GIVEN PROBLEM – Rewrite everything from the start of the data down to the line containing "56, 772, 533)", switching "Sunset" to "Dusk" and leaving all else unchanged.

LISTED RECORDS –
-- Begin --

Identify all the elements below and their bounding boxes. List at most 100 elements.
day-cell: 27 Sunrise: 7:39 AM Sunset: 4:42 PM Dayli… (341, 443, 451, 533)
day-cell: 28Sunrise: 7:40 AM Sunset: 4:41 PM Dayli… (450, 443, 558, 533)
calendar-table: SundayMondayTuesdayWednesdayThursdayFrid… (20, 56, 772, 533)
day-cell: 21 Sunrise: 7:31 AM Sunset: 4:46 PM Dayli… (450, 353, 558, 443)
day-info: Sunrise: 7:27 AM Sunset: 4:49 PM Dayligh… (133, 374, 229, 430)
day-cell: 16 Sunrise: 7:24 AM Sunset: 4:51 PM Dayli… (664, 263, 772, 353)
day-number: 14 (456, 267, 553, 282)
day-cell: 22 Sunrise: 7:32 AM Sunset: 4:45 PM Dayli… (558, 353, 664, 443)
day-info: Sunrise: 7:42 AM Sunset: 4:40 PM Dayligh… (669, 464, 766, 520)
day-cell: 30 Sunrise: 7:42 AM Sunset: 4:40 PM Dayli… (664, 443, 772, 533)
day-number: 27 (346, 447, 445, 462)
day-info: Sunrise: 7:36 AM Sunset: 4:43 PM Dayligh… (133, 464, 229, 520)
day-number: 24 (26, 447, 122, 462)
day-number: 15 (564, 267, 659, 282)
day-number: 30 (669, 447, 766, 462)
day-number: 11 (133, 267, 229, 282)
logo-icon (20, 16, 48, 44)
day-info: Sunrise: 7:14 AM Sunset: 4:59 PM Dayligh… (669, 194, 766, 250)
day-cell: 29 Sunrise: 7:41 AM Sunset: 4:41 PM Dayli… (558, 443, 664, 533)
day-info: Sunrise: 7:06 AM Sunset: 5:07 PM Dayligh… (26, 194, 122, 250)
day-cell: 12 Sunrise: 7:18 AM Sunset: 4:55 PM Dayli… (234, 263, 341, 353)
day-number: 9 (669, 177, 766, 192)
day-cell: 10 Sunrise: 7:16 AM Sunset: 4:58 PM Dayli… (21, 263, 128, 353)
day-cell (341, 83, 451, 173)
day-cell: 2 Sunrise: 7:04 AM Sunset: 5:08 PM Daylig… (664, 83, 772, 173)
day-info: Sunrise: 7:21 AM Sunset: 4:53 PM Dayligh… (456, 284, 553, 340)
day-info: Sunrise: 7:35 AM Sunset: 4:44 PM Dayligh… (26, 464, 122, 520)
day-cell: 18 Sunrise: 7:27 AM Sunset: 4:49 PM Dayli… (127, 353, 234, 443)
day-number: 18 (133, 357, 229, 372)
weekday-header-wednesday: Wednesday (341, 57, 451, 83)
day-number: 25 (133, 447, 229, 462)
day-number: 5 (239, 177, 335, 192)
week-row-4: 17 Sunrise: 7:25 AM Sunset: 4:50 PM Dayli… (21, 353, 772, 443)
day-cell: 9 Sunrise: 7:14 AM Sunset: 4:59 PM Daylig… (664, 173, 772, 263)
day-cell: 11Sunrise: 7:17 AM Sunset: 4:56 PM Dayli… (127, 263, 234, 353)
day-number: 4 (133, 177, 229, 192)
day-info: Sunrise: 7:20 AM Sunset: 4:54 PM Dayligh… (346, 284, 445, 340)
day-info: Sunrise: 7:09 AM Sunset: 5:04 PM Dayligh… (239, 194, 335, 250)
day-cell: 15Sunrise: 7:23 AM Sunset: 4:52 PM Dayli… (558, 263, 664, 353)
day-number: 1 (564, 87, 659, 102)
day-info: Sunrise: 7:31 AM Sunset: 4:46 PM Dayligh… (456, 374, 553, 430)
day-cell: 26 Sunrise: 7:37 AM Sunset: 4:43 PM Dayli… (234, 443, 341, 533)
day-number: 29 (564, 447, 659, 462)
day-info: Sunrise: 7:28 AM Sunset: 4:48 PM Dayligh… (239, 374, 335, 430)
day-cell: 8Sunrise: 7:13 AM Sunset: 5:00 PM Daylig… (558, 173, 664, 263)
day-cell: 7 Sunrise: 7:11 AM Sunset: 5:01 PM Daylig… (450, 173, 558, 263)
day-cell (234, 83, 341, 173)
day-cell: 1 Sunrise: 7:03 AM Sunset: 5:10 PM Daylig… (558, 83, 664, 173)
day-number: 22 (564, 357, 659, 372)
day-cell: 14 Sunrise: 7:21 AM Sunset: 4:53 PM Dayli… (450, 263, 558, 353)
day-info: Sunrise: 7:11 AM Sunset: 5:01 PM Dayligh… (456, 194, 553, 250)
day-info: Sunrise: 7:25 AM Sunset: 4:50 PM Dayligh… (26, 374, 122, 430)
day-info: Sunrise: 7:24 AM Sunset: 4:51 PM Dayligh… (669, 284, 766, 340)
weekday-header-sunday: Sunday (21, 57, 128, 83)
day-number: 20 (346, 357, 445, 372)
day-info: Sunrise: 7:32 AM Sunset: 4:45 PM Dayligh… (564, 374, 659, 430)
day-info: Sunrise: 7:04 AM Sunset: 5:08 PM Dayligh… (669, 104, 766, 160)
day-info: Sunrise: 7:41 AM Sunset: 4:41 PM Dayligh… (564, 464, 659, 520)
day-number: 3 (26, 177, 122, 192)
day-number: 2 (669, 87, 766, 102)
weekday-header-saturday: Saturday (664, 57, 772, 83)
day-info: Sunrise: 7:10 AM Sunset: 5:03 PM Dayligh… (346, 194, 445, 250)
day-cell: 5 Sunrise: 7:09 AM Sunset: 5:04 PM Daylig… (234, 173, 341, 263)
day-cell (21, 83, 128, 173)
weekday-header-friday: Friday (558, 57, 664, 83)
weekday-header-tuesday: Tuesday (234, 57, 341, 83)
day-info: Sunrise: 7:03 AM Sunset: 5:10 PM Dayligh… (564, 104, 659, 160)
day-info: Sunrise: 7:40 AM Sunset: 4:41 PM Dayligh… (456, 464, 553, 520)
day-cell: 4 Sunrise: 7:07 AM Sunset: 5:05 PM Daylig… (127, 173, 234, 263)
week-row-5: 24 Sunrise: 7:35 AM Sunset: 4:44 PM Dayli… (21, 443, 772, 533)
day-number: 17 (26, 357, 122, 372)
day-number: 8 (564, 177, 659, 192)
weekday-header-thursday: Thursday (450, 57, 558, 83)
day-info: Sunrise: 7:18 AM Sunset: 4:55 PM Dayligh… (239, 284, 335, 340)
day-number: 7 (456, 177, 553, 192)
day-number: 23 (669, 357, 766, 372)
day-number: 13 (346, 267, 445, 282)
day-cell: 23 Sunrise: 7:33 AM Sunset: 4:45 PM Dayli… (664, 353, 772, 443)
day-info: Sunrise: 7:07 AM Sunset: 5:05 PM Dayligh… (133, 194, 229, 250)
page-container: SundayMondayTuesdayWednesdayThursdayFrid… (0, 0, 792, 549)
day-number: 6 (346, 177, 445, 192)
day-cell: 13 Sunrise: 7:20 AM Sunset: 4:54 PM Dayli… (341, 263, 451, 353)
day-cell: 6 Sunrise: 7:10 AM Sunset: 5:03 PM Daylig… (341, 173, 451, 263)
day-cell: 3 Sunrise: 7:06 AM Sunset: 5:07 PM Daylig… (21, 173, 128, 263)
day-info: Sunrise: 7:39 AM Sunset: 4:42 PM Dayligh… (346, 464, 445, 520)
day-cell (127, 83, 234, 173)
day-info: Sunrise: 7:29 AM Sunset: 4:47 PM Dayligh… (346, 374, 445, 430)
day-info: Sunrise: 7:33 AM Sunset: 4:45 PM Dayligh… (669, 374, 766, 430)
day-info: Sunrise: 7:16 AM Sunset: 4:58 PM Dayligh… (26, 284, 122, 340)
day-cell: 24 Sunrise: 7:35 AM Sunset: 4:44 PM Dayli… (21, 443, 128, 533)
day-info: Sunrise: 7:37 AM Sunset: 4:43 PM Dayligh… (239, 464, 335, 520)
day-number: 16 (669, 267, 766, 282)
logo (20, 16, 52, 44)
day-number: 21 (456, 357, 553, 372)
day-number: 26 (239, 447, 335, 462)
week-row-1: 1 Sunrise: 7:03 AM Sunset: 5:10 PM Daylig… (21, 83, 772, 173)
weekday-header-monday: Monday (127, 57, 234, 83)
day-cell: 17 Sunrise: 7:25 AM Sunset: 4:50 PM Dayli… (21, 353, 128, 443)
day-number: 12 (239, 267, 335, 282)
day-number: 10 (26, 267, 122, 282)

-- End --

OUTPUT OF THE TASK –
Identify all the elements below and their bounding boxes. List at most 100 elements.
day-cell: 27 Sunrise: 7:39 AM Dusk: 4:42 PM Dayli… (341, 443, 451, 533)
day-cell: 28Sunrise: 7:40 AM Dusk: 4:41 PM Dayli… (450, 443, 558, 533)
calendar-table: SundayMondayTuesdayWednesdayThursdayFrid… (20, 56, 772, 533)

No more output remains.